**EXERCISE DIRECTIONS:**
Repeat the listing exactly as given, omitting every image.

**DATASET CONTENT:**

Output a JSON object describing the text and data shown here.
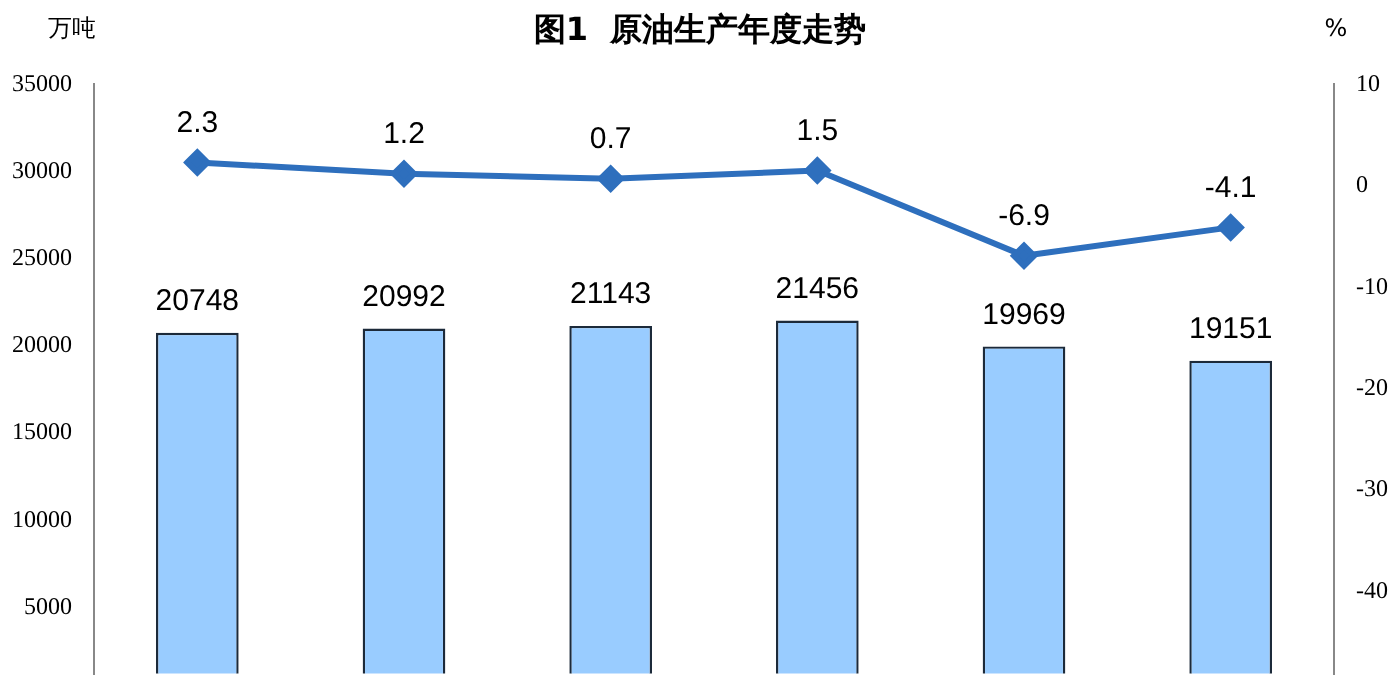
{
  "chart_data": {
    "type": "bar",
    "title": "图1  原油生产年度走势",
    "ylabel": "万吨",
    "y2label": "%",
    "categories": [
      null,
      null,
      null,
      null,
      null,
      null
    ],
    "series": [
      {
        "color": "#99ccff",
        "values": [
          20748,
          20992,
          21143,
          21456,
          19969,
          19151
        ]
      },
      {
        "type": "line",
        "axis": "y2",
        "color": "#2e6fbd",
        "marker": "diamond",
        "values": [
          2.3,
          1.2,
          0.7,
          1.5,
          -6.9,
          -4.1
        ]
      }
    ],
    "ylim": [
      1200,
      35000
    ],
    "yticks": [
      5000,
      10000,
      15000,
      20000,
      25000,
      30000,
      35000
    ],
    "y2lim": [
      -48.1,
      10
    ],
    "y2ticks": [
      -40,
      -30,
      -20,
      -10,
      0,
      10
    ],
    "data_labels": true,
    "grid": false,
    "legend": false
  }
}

**ANSWER TO THIS PROBLEM:**
Output a JSON object describing the text and data shown here.
{
  "chart_data": {
    "type": "bar",
    "title": "图1  原油生产年度走势",
    "ylabel": "万吨",
    "y2label": "%",
    "categories": [
      null,
      null,
      null,
      null,
      null,
      null
    ],
    "series": [
      {
        "color": "#99ccff",
        "values": [
          20748,
          20992,
          21143,
          21456,
          19969,
          19151
        ]
      },
      {
        "type": "line",
        "axis": "y2",
        "color": "#2e6fbd",
        "marker": "diamond",
        "values": [
          2.3,
          1.2,
          0.7,
          1.5,
          -6.9,
          -4.1
        ]
      }
    ],
    "ylim": [
      1200,
      35000
    ],
    "yticks": [
      5000,
      10000,
      15000,
      20000,
      25000,
      30000,
      35000
    ],
    "y2lim": [
      -48.1,
      10
    ],
    "y2ticks": [
      -40,
      -30,
      -20,
      -10,
      0,
      10
    ],
    "data_labels": true,
    "grid": false,
    "legend": false
  }
}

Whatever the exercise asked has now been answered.